* What you are asked to do
Gather all lines from the material that contain the word "interiore".

* Data shown

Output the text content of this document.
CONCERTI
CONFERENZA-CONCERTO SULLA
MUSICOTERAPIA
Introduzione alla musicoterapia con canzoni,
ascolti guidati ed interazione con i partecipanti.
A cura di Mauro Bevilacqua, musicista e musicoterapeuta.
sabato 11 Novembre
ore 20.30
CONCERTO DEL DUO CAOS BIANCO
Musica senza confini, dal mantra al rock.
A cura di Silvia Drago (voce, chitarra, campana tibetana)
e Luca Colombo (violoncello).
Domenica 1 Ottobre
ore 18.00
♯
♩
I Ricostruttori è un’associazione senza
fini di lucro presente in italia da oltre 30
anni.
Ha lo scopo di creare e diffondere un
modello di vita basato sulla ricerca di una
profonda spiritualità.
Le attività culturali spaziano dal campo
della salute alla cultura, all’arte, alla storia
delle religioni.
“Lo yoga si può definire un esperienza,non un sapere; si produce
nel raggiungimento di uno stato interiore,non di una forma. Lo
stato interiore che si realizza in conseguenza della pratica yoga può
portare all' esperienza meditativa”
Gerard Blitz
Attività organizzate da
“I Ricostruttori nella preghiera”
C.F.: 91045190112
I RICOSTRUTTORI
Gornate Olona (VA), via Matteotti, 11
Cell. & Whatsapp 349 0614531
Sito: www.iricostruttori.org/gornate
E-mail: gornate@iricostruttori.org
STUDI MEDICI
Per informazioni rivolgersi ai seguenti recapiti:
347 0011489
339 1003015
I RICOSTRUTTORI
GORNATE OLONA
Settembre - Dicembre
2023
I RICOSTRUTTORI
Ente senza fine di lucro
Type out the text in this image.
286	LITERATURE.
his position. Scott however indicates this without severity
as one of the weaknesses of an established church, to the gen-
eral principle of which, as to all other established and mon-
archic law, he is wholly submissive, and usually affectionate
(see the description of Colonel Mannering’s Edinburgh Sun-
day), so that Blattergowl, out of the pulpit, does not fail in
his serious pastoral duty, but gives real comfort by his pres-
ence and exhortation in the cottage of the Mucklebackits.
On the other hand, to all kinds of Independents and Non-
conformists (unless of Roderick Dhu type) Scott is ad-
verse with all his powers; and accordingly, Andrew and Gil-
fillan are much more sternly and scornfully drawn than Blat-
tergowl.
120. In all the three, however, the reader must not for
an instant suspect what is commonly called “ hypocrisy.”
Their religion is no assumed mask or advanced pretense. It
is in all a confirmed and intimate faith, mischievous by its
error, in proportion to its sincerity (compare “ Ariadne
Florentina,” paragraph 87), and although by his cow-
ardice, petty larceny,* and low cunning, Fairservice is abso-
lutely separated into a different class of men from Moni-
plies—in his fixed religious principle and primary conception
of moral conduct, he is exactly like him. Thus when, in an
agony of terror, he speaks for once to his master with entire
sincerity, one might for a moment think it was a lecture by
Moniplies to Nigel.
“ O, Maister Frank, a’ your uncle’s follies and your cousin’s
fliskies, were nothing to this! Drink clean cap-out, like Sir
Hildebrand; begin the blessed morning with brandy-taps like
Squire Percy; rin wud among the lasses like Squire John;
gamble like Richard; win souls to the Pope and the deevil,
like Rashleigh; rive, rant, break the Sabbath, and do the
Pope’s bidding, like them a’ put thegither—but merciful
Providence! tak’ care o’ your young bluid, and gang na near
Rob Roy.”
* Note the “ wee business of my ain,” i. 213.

* Solution for this problem
nel raggiungimento di uno stato interiore,non di una forma. Lo
stato interiore che si realizza in conseguenza della pratica yoga può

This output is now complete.